Only lines holding the word "Option" should be copied from the material.

■ ■ ■ ■ ■ ■ ■

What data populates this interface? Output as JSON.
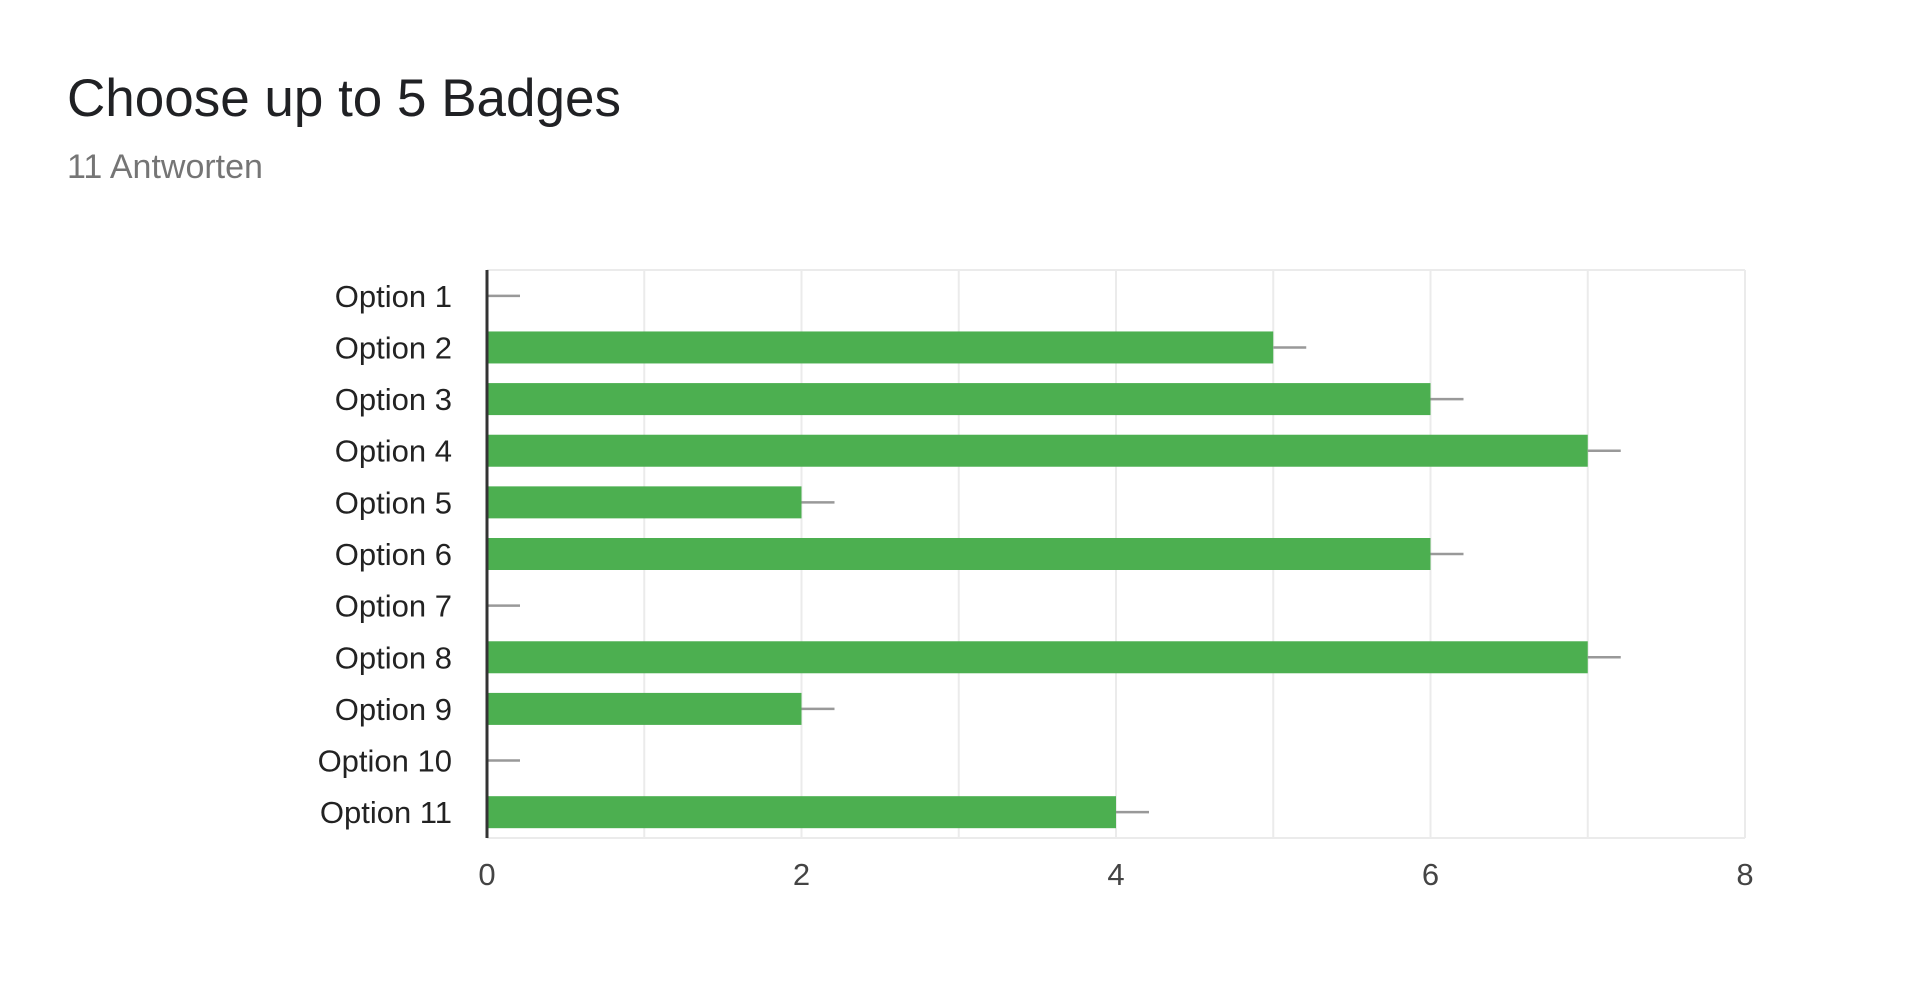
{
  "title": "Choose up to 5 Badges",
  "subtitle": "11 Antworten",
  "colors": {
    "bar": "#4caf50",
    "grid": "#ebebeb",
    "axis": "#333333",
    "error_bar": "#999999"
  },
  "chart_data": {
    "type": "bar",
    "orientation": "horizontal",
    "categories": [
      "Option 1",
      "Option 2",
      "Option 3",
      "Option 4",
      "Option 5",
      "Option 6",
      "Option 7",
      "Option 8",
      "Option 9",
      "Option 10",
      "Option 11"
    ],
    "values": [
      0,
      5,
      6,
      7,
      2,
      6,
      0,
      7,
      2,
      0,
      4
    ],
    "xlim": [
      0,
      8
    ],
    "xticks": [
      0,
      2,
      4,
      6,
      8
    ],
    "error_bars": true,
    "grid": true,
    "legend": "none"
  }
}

■ ■ ■ ■ ■ ■ ■

**SOLUTION FOR THIS TASK:**
      "Option 1",
      "Option 2",
      "Option 3",
      "Option 4",
      "Option 5",
      "Option 6",
      "Option 7",
      "Option 8",
      "Option 9",
      "Option 10",
      "Option 11"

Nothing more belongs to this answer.